WHAT IS NEEDED.
Can you output the records below exactly as they are written?

━━━━━━━━━━━━━━━━━━━━━━━━━━━━━━

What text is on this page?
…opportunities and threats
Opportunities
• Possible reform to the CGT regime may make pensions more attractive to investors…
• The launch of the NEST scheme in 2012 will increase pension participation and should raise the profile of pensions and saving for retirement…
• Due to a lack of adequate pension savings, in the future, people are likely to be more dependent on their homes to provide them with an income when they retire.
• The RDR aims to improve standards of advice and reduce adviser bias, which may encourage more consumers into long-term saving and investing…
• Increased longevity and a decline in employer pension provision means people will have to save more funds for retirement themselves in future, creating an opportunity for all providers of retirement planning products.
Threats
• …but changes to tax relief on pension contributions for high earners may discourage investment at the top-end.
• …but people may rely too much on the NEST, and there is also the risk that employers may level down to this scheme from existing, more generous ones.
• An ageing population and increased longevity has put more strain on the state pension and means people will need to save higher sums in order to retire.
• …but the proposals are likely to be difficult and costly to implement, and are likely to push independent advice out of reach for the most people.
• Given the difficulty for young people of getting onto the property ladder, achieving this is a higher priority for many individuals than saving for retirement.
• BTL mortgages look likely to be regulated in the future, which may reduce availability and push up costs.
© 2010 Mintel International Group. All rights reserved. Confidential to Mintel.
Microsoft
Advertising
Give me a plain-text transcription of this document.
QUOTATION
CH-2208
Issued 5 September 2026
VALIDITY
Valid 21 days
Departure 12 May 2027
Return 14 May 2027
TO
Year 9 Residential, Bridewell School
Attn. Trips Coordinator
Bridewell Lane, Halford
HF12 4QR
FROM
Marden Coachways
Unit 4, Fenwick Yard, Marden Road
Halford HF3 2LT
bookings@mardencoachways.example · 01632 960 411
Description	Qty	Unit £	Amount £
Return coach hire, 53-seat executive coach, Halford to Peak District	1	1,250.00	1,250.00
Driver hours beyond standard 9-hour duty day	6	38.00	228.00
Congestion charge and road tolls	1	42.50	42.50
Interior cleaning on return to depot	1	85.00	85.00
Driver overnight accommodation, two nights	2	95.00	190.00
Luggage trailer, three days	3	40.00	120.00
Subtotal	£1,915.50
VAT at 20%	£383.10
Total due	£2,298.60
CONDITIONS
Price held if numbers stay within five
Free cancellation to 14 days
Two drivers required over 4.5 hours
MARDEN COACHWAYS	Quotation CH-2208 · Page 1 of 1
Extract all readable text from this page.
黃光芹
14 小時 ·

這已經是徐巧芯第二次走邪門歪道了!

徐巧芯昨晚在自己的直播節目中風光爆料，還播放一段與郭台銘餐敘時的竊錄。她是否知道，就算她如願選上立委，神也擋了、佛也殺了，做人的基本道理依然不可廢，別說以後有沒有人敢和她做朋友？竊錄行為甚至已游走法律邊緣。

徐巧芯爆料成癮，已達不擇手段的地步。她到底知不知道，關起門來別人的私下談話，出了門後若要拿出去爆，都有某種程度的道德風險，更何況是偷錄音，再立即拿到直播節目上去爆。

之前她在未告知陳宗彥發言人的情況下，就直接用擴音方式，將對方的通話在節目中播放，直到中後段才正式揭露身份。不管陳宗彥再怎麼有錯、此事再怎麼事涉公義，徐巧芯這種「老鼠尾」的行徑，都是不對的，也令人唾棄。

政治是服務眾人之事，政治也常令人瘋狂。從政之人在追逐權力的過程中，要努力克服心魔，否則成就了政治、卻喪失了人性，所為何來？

━━━━━━━━━━━━━━━━━━━━━━━━━━━━━━

EXPECTED OUTPUT.
What text is on this page?
…opportunities and threats
Opportunities
• Possible reform to the CGT regime may make pensions more attractive to investors…
• The launch of the NEST scheme in 2012 will increase pension participation and should raise the profile of pensions and saving for retirement…
• Due to a lack of adequate pension savings, in the future, people are likely to be more dependent on their homes to provide them with an income when they retire.
• The RDR aims to improve standards of advice and reduce adviser bias, which may encourage more consumers into long-term saving and investing…
• Increased longevity and a decline in employer pension provision means people will have to save more funds for retirement themselves in future, creating an opportunity for all providers of retirement planning products.
Threats
• …but changes to tax relief on pension contributions for high earners may discourage investment at the top-end.
• …but people may rely too much on the NEST, and there is also the risk that employers may level down to this scheme from existing, more generous ones.
• An ageing population and increased longevity has put more strain on the state pension and means people will need to save higher sums in order to retire.
• …but the proposals are likely to be difficult and costly to implement, and are likely to push independent advice out of reach for the most people.
• Given the difficulty for young people of getting onto the property ladder, achieving this is a higher priority for many individuals than saving for retirement.
• BTL mortgages look likely to be regulated in the future, which may reduce availability and push up costs.
© 2010 Mintel International Group. All rights reserved. Confidential to Mintel.
Microsoft
Advertising
Give me a plain-text transcription of this document.
QUOTATION
CH-2208
Issued 5 September 2026
VALIDITY
Valid 21 days
Departure 12 May 2027
Return 14 May 2027
TO
Year 9 Residential, Bridewell School
Attn. Trips Coordinator
Bridewell Lane, Halford
HF12 4QR
FROM
Marden Coachways
Unit 4, Fenwick Yard, Marden Road
Halford HF3 2LT
bookings@mardencoachways.example · 01632 960 411
Description	Qty	Unit £	Amount £
Return coach hire, 53-seat executive coach, Halford to Peak District	1	1,250.00	1,250.00
Driver hours beyond standard 9-hour duty day	6	38.00	228.00
Congestion charge and road tolls	1	42.50	42.50
Interior cleaning on return to depot	1	85.00	85.00
Driver overnight accommodation, two nights	2	95.00	190.00
Luggage trailer, three days	3	40.00	120.00
Subtotal	£1,915.50
VAT at 20%	£383.10
Total due	£2,298.60
CONDITIONS
Price held if numbers stay within five
Free cancellation to 14 days
Two drivers required over 4.5 hours
MARDEN COACHWAYS	Quotation CH-2208 · Page 1 of 1
Extract all readable text from this page.
黃光芹
14 小時 ·

這已經是徐巧芯第二次走邪門歪道了!

徐巧芯昨晚在自己的直播節目中風光爆料，還播放一段與郭台銘餐敘時的竊錄。她是否知道，就算她如願選上立委，神也擋了、佛也殺了，做人的基本道理依然不可廢，別說以後有沒有人敢和她做朋友？竊錄行為甚至已游走法律邊緣。

徐巧芯爆料成癮，已達不擇手段的地步。她到底知不知道，關起門來別人的私下談話，出了門後若要拿出去爆，都有某種程度的道德風險，更何況是偷錄音，再立即拿到直播節目上去爆。

之前她在未告知陳宗彥發言人的情況下，就直接用擴音方式，將對方的通話在節目中播放，直到中後段才正式揭露身份。不管陳宗彥再怎麼有錯、此事再怎麼事涉公義，徐巧芯這種「老鼠尾」的行徑，都是不對的，也令人唾棄。

政治是服務眾人之事，政治也常令人瘋狂。從政之人在追逐權力的過程中，要努力克服心魔，否則成就了政治、卻喪失了人性，所為何來？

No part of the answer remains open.